(Collected data entries)
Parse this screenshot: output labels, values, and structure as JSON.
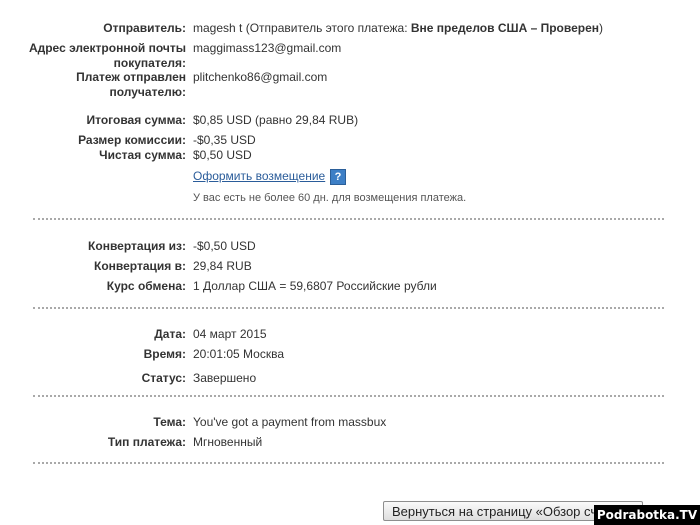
{
  "payment": {
    "sender_label": "Отправитель:",
    "sender_name": "magesh t",
    "sender_note_prefix": " (Отправитель этого платежа: ",
    "sender_status": "Вне пределов США – Проверен",
    "sender_note_suffix": ")",
    "buyer_email_label": "Адрес электронной почты покупателя:",
    "buyer_email": "maggimass123@gmail.com",
    "recipient_label": "Платеж отправлен получателю:",
    "recipient_email": "plitchenko86@gmail.com"
  },
  "amounts": {
    "total_label": "Итоговая сумма:",
    "total_value": "$0,85 USD (равно 29,84 RUB)",
    "fee_label": "Размер комиссии:",
    "fee_value": "-$0,35 USD",
    "net_label": "Чистая сумма:",
    "net_value": "$0,50 USD",
    "refund_link": "Оформить возмещение",
    "help_glyph": "?",
    "refund_note": "У вас есть не более 60 дн. для возмещения платежа."
  },
  "conversion": {
    "from_label": "Конвертация из:",
    "from_value": "-$0,50 USD",
    "to_label": "Конвертация в:",
    "to_value": "29,84 RUB",
    "rate_label": "Курс обмена:",
    "rate_value": "1 Доллар США = 59,6807 Российские рубли"
  },
  "details": {
    "date_label": "Дата:",
    "date_value": "04 март 2015",
    "time_label": "Время:",
    "time_value": "20:01:05 Москва",
    "status_label": "Статус:",
    "status_value": "Завершено"
  },
  "message": {
    "subject_label": "Тема:",
    "subject_value": "You've got a payment from massbux",
    "type_label": "Тип платежа:",
    "type_value": "Мгновенный"
  },
  "footer": {
    "back_button": "Вернуться на страницу «Обзор счета»",
    "watermark": "Podrabotka.TV"
  }
}
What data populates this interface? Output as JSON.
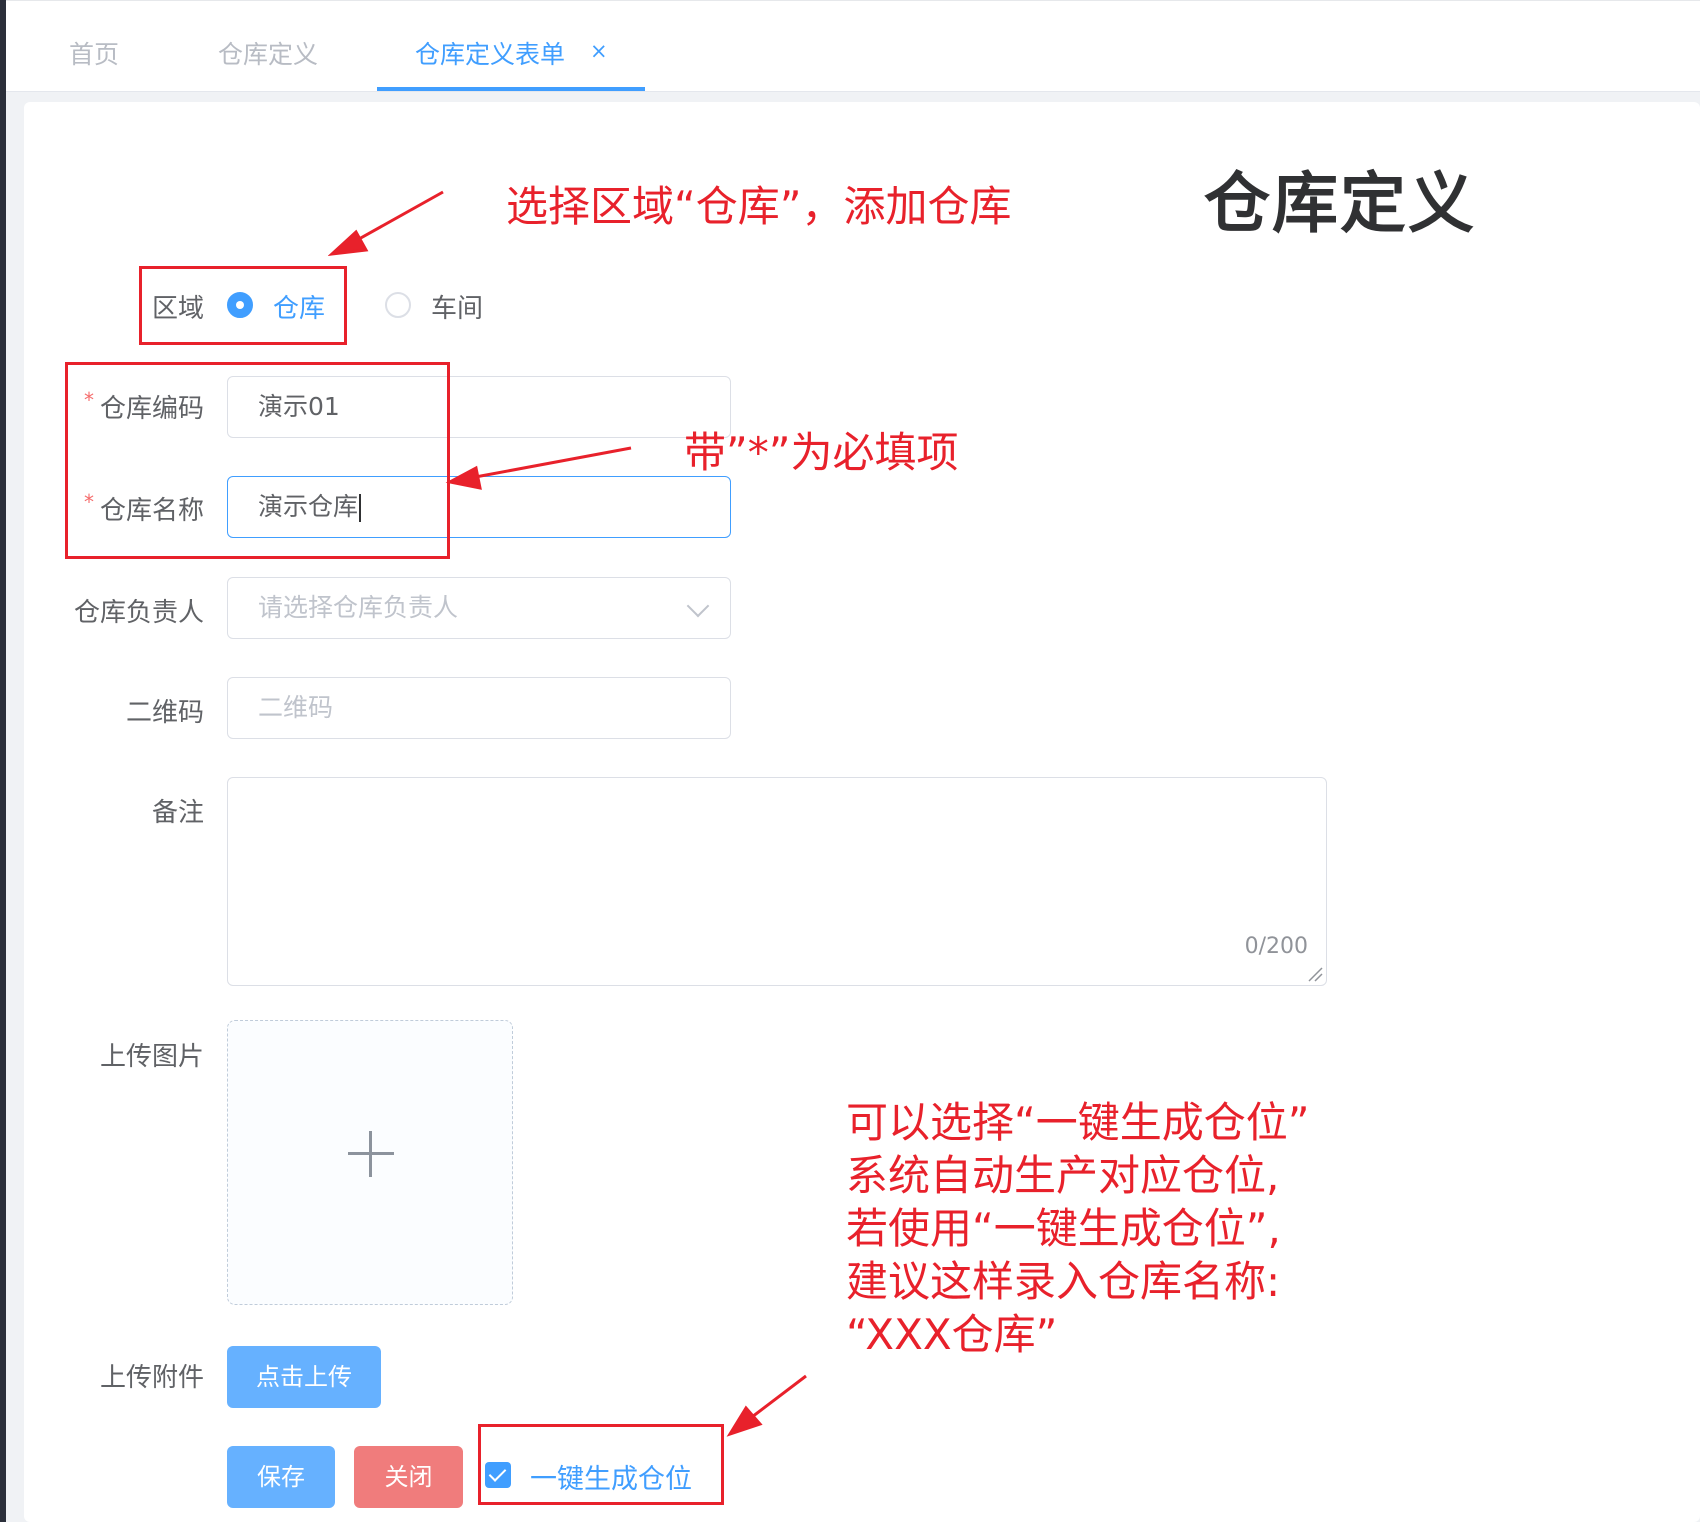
{
  "tabs": [
    {
      "label": "首页"
    },
    {
      "label": "仓库定义"
    },
    {
      "label": "仓库定义表单",
      "close": "×"
    }
  ],
  "page_title": "仓库定义",
  "form": {
    "area": {
      "label": "区域",
      "options": [
        {
          "label": "仓库",
          "checked": true
        },
        {
          "label": "车间",
          "checked": false
        }
      ]
    },
    "warehouse_code": {
      "label": "仓库编码",
      "required": "*",
      "value": "演示01"
    },
    "warehouse_name": {
      "label": "仓库名称",
      "required": "*",
      "value": "演示仓库"
    },
    "warehouse_manager": {
      "label": "仓库负责人",
      "placeholder": "请选择仓库负责人"
    },
    "qr_code": {
      "label": "二维码",
      "placeholder": "二维码"
    },
    "remark": {
      "label": "备注",
      "counter": "0/200"
    },
    "upload_image": {
      "label": "上传图片"
    },
    "upload_attachment": {
      "label": "上传附件",
      "button": "点击上传"
    }
  },
  "actions": {
    "save": "保存",
    "close": "关闭",
    "auto_generate": {
      "label": "一键生成仓位",
      "checked": true
    }
  },
  "annotations": {
    "area_note": "选择区域“仓库”，添加仓库",
    "required_note": "带”*”为必填项",
    "auto_note_lines": [
      "可以选择“一键生成仓位”",
      "系统自动生产对应仓位,",
      "若使用“一键生成仓位”,",
      "建议这样录入仓库名称:",
      "“XXX仓库”"
    ]
  },
  "colors": {
    "accent": "#409eff",
    "danger": "#f07c7c",
    "annotation": "#e8212b"
  }
}
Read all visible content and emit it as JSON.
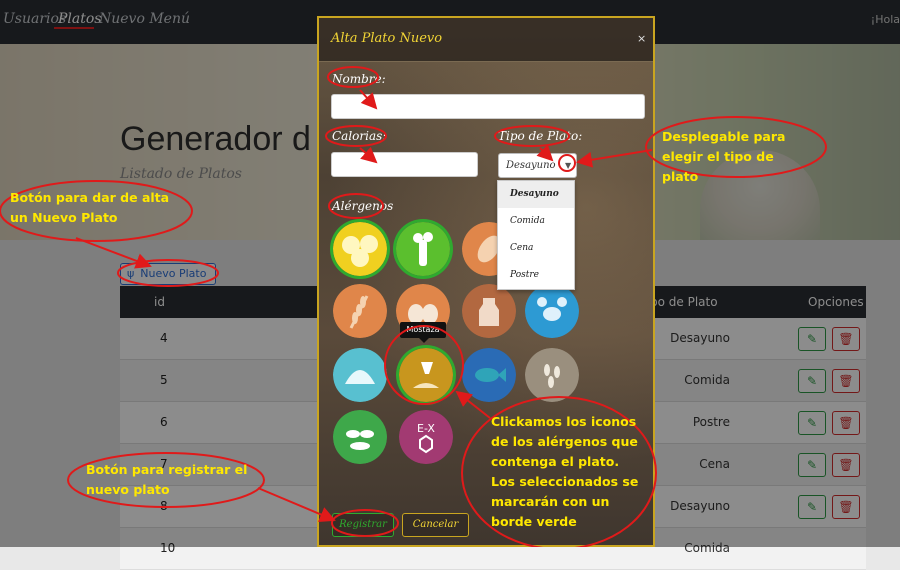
{
  "nav": {
    "items": [
      "Usuarios",
      "Platos",
      "Nuevo Menú"
    ],
    "user": "¡Hola"
  },
  "page": {
    "title": "Generador d",
    "subtitle": "Listado de Platos"
  },
  "new_button": {
    "icon": "fork-knife-icon",
    "label": "Nuevo Plato"
  },
  "table": {
    "headers": {
      "id": "id",
      "type": "po de Plato",
      "options": "Opciones"
    },
    "rows": [
      {
        "id": "4",
        "type": "Desayuno"
      },
      {
        "id": "5",
        "type": "Comida"
      },
      {
        "id": "6",
        "type": "Postre"
      },
      {
        "id": "7",
        "type": "Cena"
      },
      {
        "id": "8",
        "type": "Desayuno"
      },
      {
        "id": "10",
        "type": "Comida"
      }
    ]
  },
  "modal": {
    "title": "Alta Plato Nuevo",
    "close": "×",
    "nombre_label": "Nombre:",
    "nombre_value": "",
    "calorias_label": "Calorias:",
    "calorias_value": "",
    "tipo_label": "Tipo de Plato:",
    "tipo_selected": "Desayuno",
    "tipo_options": [
      "Desayuno",
      "Comida",
      "Cena",
      "Postre"
    ],
    "alergenos_label": "Alérgenos",
    "allergens": [
      {
        "name": "huevos-alt-icon",
        "color": "#f0d020",
        "selected": true
      },
      {
        "name": "apio-icon",
        "color": "#5bbf2e",
        "selected": true
      },
      {
        "name": "cacahuetes-icon",
        "color": "#e0864a",
        "selected": false
      },
      {
        "name": "cereales-gluten-icon",
        "color": "#e0864a",
        "selected": false
      },
      {
        "name": "huevos-icon",
        "color": "#e0864a",
        "selected": false
      },
      {
        "name": "lacteos-icon",
        "color": "#b26840",
        "selected": false
      },
      {
        "name": "crustaceos-icon",
        "color": "#2d9ad3",
        "selected": false
      },
      {
        "name": "moluscos-icon",
        "color": "#58c0d0",
        "selected": false
      },
      {
        "name": "mostaza-icon",
        "color": "#c8961e",
        "selected": true
      },
      {
        "name": "pescado-icon",
        "color": "#2a6bb5",
        "selected": false
      },
      {
        "name": "sesamo-icon",
        "color": "#9a8f7e",
        "selected": false
      },
      {
        "name": "soja-icon",
        "color": "#3ea84a",
        "selected": false
      },
      {
        "name": "sulfitos-icon",
        "color": "#a23a72",
        "selected": false
      }
    ],
    "tooltip": "Mostaza",
    "register": "Registrar",
    "cancel": "Cancelar"
  },
  "annotations": {
    "desplegable": "Desplegable para elegir el tipo de plato",
    "nuevo_plato": "Botón para dar de alta un Nuevo Plato",
    "registrar": "Botón para registrar el nuevo plato",
    "alergenos": "Clickamos los iconos de los alérgenos que contenga el plato. Los seleccionados se marcarán con un borde verde"
  },
  "colors": {
    "navbar": "#2b2f33",
    "modal_border": "#c9a520",
    "title_yellow": "#f2d535",
    "annotation_red": "#e01a1a",
    "annotation_yellow": "#ffe800",
    "selected_green": "#2faa2f"
  }
}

EXERCISE:
Reproduce every record word for word. The copy must contain no pictures.

RESPONSE TO THE EXERCISE:
Parse this screenshot: output labels, values, and structure as JSON.
{
  "payment": {
    "sender_label": "Отправитель:",
    "sender_name": "magesh t",
    "sender_note_prefix": " (Отправитель этого платежа: ",
    "sender_status": "Вне пределов США – Проверен",
    "sender_note_suffix": ")",
    "buyer_email_label": "Адрес электронной почты покупателя:",
    "buyer_email": "maggimass123@gmail.com",
    "recipient_label": "Платеж отправлен получателю:",
    "recipient_email": "plitchenko86@gmail.com"
  },
  "amounts": {
    "total_label": "Итоговая сумма:",
    "total_value": "$0,85 USD (равно 29,84 RUB)",
    "fee_label": "Размер комиссии:",
    "fee_value": "-$0,35 USD",
    "net_label": "Чистая сумма:",
    "net_value": "$0,50 USD",
    "refund_link": "Оформить возмещение",
    "help_glyph": "?",
    "refund_note": "У вас есть не более 60 дн. для возмещения платежа."
  },
  "conversion": {
    "from_label": "Конвертация из:",
    "from_value": "-$0,50 USD",
    "to_label": "Конвертация в:",
    "to_value": "29,84 RUB",
    "rate_label": "Курс обмена:",
    "rate_value": "1 Доллар США = 59,6807 Российские рубли"
  },
  "details": {
    "date_label": "Дата:",
    "date_value": "04 март 2015",
    "time_label": "Время:",
    "time_value": "20:01:05 Москва",
    "status_label": "Статус:",
    "status_value": "Завершено"
  },
  "message": {
    "subject_label": "Тема:",
    "subject_value": "You've got a payment from massbux",
    "type_label": "Тип платежа:",
    "type_value": "Мгновенный"
  },
  "footer": {
    "back_button": "Вернуться на страницу «Обзор счета»",
    "watermark": "Podrabotka.TV"
  }
}
What data populates this interface? Output as JSON.
{
  "tabs": [
    {
      "label": "首页"
    },
    {
      "label": "仓库定义"
    },
    {
      "label": "仓库定义表单",
      "close": "×"
    }
  ],
  "page_title": "仓库定义",
  "form": {
    "area": {
      "label": "区域",
      "options": [
        {
          "label": "仓库",
          "checked": true
        },
        {
          "label": "车间",
          "checked": false
        }
      ]
    },
    "warehouse_code": {
      "label": "仓库编码",
      "required": "*",
      "value": "演示01"
    },
    "warehouse_name": {
      "label": "仓库名称",
      "required": "*",
      "value": "演示仓库"
    },
    "warehouse_manager": {
      "label": "仓库负责人",
      "placeholder": "请选择仓库负责人"
    },
    "qr_code": {
      "label": "二维码",
      "placeholder": "二维码"
    },
    "remark": {
      "label": "备注",
      "counter": "0/200"
    },
    "upload_image": {
      "label": "上传图片"
    },
    "upload_attachment": {
      "label": "上传附件",
      "button": "点击上传"
    }
  },
  "actions": {
    "save": "保存",
    "close": "关闭",
    "auto_generate": {
      "label": "一键生成仓位",
      "checked": true
    }
  },
  "annotations": {
    "area_note": "选择区域“仓库”，添加仓库",
    "required_note": "带”*”为必填项",
    "auto_note_lines": [
      "可以选择“一键生成仓位”",
      "系统自动生产对应仓位,",
      "若使用“一键生成仓位”,",
      "建议这样录入仓库名称:",
      "“XXX仓库”"
    ]
  },
  "colors": {
    "accent": "#409eff",
    "danger": "#f07c7c",
    "annotation": "#e8212b"
  }
}
Read all visible content and emit it as JSON.
{
  "nav": {
    "items": [
      "Usuarios",
      "Platos",
      "Nuevo Menú"
    ],
    "user": "¡Hola"
  },
  "page": {
    "title": "Generador d",
    "subtitle": "Listado de Platos"
  },
  "new_button": {
    "icon": "fork-knife-icon",
    "label": "Nuevo Plato"
  },
  "table": {
    "headers": {
      "id": "id",
      "type": "po de Plato",
      "options": "Opciones"
    },
    "rows": [
      {
        "id": "4",
        "type": "Desayuno"
      },
      {
        "id": "5",
        "type": "Comida"
      },
      {
        "id": "6",
        "type": "Postre"
      },
      {
        "id": "7",
        "type": "Cena"
      },
      {
        "id": "8",
        "type": "Desayuno"
      },
      {
        "id": "10",
        "type": "Comida"
      }
    ]
  },
  "modal": {
    "title": "Alta Plato Nuevo",
    "close": "×",
    "nombre_label": "Nombre:",
    "nombre_value": "",
    "calorias_label": "Calorias:",
    "calorias_value": "",
    "tipo_label": "Tipo de Plato:",
    "tipo_selected": "Desayuno",
    "tipo_options": [
      "Desayuno",
      "Comida",
      "Cena",
      "Postre"
    ],
    "alergenos_label": "Alérgenos",
    "allergens": [
      {
        "name": "huevos-alt-icon",
        "color": "#f0d020",
        "selected": true
      },
      {
        "name": "apio-icon",
        "color": "#5bbf2e",
        "selected": true
      },
      {
        "name": "cacahuetes-icon",
        "color": "#e0864a",
        "selected": false
      },
      {
        "name": "cereales-gluten-icon",
        "color": "#e0864a",
        "selected": false
      },
      {
        "name": "huevos-icon",
        "color": "#e0864a",
        "selected": false
      },
      {
        "name": "lacteos-icon",
        "color": "#b26840",
        "selected": false
      },
      {
        "name": "crustaceos-icon",
        "color": "#2d9ad3",
        "selected": false
      },
      {
        "name": "moluscos-icon",
        "color": "#58c0d0",
        "selected": false
      },
      {
        "name": "mostaza-icon",
        "color": "#c8961e",
        "selected": true
      },
      {
        "name": "pescado-icon",
        "color": "#2a6bb5",
        "selected": false
      },
      {
        "name": "sesamo-icon",
        "color": "#9a8f7e",
        "selected": false
      },
      {
        "name": "soja-icon",
        "color": "#3ea84a",
        "selected": false
      },
      {
        "name": "sulfitos-icon",
        "color": "#a23a72",
        "selected": false
      }
    ],
    "tooltip": "Mostaza",
    "register": "Registrar",
    "cancel": "Cancelar"
  },
  "annotations": {
    "desplegable": "Desplegable para elegir el tipo de plato",
    "nuevo_plato": "Botón para dar de alta un Nuevo Plato",
    "registrar": "Botón para registrar el nuevo plato",
    "alergenos": "Clickamos los iconos de los alérgenos que contenga el plato. Los seleccionados se marcarán con un borde verde"
  },
  "colors": {
    "navbar": "#2b2f33",
    "modal_border": "#c9a520",
    "title_yellow": "#f2d535",
    "annotation_red": "#e01a1a",
    "annotation_yellow": "#ffe800",
    "selected_green": "#2faa2f"
  }
}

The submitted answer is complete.